## Short task
In your copy, reproduce the entries exactly as they are, minus the images.

--- BEGIN ---

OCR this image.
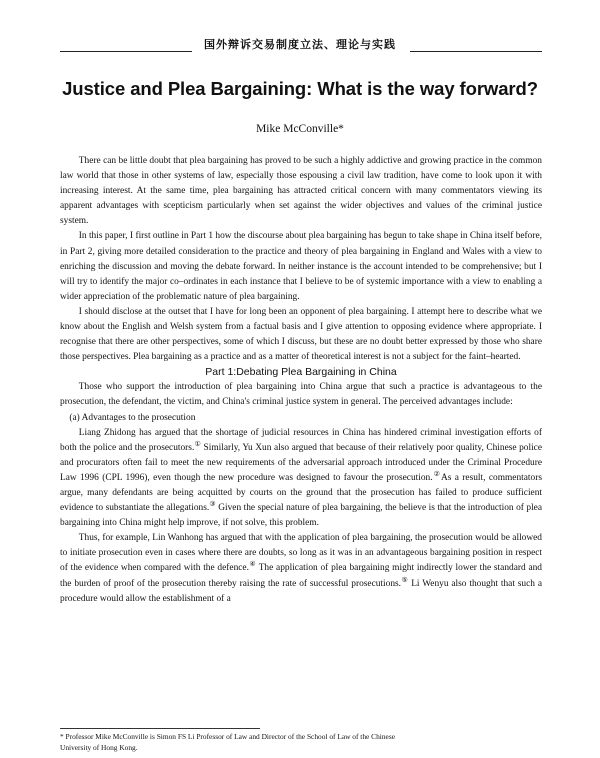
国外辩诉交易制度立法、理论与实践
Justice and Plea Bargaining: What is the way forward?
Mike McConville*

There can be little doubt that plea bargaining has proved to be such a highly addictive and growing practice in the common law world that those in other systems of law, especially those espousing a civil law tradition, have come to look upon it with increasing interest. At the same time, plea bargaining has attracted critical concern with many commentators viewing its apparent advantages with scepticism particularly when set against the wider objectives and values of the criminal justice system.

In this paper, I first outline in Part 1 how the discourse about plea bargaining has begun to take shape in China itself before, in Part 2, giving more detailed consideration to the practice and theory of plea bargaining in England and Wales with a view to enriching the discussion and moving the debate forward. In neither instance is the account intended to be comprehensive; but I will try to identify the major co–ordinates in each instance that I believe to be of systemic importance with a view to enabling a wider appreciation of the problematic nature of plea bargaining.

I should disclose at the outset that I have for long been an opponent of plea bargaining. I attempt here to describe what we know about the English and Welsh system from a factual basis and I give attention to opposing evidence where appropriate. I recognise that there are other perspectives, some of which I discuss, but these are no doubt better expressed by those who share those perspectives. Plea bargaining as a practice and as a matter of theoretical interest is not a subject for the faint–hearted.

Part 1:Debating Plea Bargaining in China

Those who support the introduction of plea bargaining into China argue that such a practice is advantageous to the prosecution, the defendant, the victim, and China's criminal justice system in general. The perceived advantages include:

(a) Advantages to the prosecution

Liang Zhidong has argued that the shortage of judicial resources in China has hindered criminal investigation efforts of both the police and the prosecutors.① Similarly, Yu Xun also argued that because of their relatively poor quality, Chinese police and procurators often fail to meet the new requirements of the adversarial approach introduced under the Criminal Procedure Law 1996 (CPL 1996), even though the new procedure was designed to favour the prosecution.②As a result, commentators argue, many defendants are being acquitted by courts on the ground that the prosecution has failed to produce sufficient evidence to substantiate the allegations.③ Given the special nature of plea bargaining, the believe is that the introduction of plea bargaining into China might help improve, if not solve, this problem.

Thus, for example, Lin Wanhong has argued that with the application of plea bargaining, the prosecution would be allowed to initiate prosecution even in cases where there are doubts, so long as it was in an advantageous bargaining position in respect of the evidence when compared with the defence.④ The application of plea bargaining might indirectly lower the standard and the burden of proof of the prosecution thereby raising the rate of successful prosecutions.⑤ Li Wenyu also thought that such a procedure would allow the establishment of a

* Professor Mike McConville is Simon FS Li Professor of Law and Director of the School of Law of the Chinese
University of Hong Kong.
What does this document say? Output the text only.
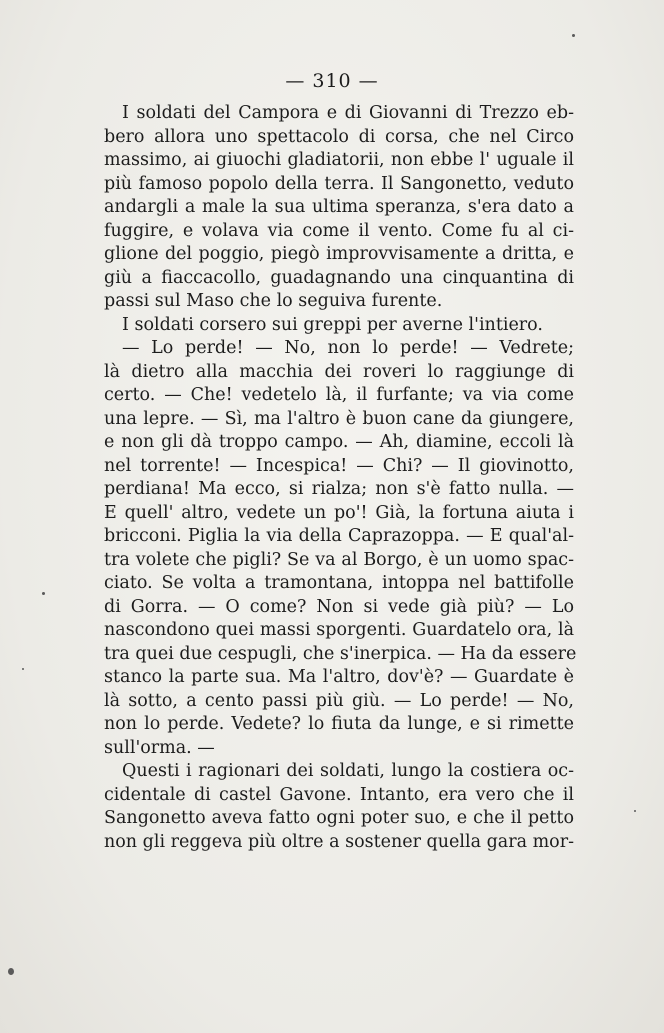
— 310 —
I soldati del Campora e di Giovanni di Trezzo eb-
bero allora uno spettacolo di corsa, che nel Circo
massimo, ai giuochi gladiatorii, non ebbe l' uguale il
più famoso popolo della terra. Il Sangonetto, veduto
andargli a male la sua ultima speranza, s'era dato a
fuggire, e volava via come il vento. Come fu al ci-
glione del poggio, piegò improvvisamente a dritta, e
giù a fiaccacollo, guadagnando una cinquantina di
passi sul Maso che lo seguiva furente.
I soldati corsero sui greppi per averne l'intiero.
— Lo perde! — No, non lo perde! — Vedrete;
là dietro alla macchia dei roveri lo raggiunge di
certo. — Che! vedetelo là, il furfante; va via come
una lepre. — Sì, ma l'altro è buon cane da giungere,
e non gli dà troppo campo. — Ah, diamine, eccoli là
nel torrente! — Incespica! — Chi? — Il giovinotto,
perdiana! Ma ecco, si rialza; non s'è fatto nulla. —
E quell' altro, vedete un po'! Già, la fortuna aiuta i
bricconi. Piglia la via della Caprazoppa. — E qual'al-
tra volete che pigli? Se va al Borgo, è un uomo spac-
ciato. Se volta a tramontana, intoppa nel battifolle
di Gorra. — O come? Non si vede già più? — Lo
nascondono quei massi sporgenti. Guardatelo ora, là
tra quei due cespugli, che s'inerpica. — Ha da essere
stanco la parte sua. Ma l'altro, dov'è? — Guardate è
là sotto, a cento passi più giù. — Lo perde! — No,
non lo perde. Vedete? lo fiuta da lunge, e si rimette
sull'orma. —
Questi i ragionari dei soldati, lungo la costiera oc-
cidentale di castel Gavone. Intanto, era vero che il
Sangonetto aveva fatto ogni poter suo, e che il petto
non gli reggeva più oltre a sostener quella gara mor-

--- END ---

## Response to this task
OCR this image.
国外辩诉交易制度立法、理论与实践
Justice and Plea Bargaining: What is the way forward?
Mike McConville*

There can be little doubt that plea bargaining has proved to be such a highly addictive and growing practice in the common law world that those in other systems of law, especially those espousing a civil law tradition, have come to look upon it with increasing interest. At the same time, plea bargaining has attracted critical concern with many commentators viewing its apparent advantages with scepticism particularly when set against the wider objectives and values of the criminal justice system.

In this paper, I first outline in Part 1 how the discourse about plea bargaining has begun to take shape in China itself before, in Part 2, giving more detailed consideration to the practice and theory of plea bargaining in England and Wales with a view to enriching the discussion and moving the debate forward. In neither instance is the account intended to be comprehensive; but I will try to identify the major co–ordinates in each instance that I believe to be of systemic importance with a view to enabling a wider appreciation of the problematic nature of plea bargaining.

I should disclose at the outset that I have for long been an opponent of plea bargaining. I attempt here to describe what we know about the English and Welsh system from a factual basis and I give attention to opposing evidence where appropriate. I recognise that there are other perspectives, some of which I discuss, but these are no doubt better expressed by those who share those perspectives. Plea bargaining as a practice and as a matter of theoretical interest is not a subject for the faint–hearted.

Part 1:Debating Plea Bargaining in China

Those who support the introduction of plea bargaining into China argue that such a practice is advantageous to the prosecution, the defendant, the victim, and China's criminal justice system in general. The perceived advantages include:

(a) Advantages to the prosecution

Liang Zhidong has argued that the shortage of judicial resources in China has hindered criminal investigation efforts of both the police and the prosecutors.① Similarly, Yu Xun also argued that because of their relatively poor quality, Chinese police and procurators often fail to meet the new requirements of the adversarial approach introduced under the Criminal Procedure Law 1996 (CPL 1996), even though the new procedure was designed to favour the prosecution.②As a result, commentators argue, many defendants are being acquitted by courts on the ground that the prosecution has failed to produce sufficient evidence to substantiate the allegations.③ Given the special nature of plea bargaining, the believe is that the introduction of plea bargaining into China might help improve, if not solve, this problem.

Thus, for example, Lin Wanhong has argued that with the application of plea bargaining, the prosecution would be allowed to initiate prosecution even in cases where there are doubts, so long as it was in an advantageous bargaining position in respect of the evidence when compared with the defence.④ The application of plea bargaining might indirectly lower the standard and the burden of proof of the prosecution thereby raising the rate of successful prosecutions.⑤ Li Wenyu also thought that such a procedure would allow the establishment of a

* Professor Mike McConville is Simon FS Li Professor of Law and Director of the School of Law of the Chinese
University of Hong Kong.
What does this document say? Output the text only.
— 310 —
I soldati del Campora e di Giovanni di Trezzo eb-
bero allora uno spettacolo di corsa, che nel Circo
massimo, ai giuochi gladiatorii, non ebbe l' uguale il
più famoso popolo della terra. Il Sangonetto, veduto
andargli a male la sua ultima speranza, s'era dato a
fuggire, e volava via come il vento. Come fu al ci-
glione del poggio, piegò improvvisamente a dritta, e
giù a fiaccacollo, guadagnando una cinquantina di
passi sul Maso che lo seguiva furente.
I soldati corsero sui greppi per averne l'intiero.
— Lo perde! — No, non lo perde! — Vedrete;
là dietro alla macchia dei roveri lo raggiunge di
certo. — Che! vedetelo là, il furfante; va via come
una lepre. — Sì, ma l'altro è buon cane da giungere,
e non gli dà troppo campo. — Ah, diamine, eccoli là
nel torrente! — Incespica! — Chi? — Il giovinotto,
perdiana! Ma ecco, si rialza; non s'è fatto nulla. —
E quell' altro, vedete un po'! Già, la fortuna aiuta i
bricconi. Piglia la via della Caprazoppa. — E qual'al-
tra volete che pigli? Se va al Borgo, è un uomo spac-
ciato. Se volta a tramontana, intoppa nel battifolle
di Gorra. — O come? Non si vede già più? — Lo
nascondono quei massi sporgenti. Guardatelo ora, là
tra quei due cespugli, che s'inerpica. — Ha da essere
stanco la parte sua. Ma l'altro, dov'è? — Guardate è
là sotto, a cento passi più giù. — Lo perde! — No,
non lo perde. Vedete? lo fiuta da lunge, e si rimette
sull'orma. —
Questi i ragionari dei soldati, lungo la costiera oc-
cidentale di castel Gavone. Intanto, era vero che il
Sangonetto aveva fatto ogni poter suo, e che il petto
non gli reggeva più oltre a sostener quella gara mor-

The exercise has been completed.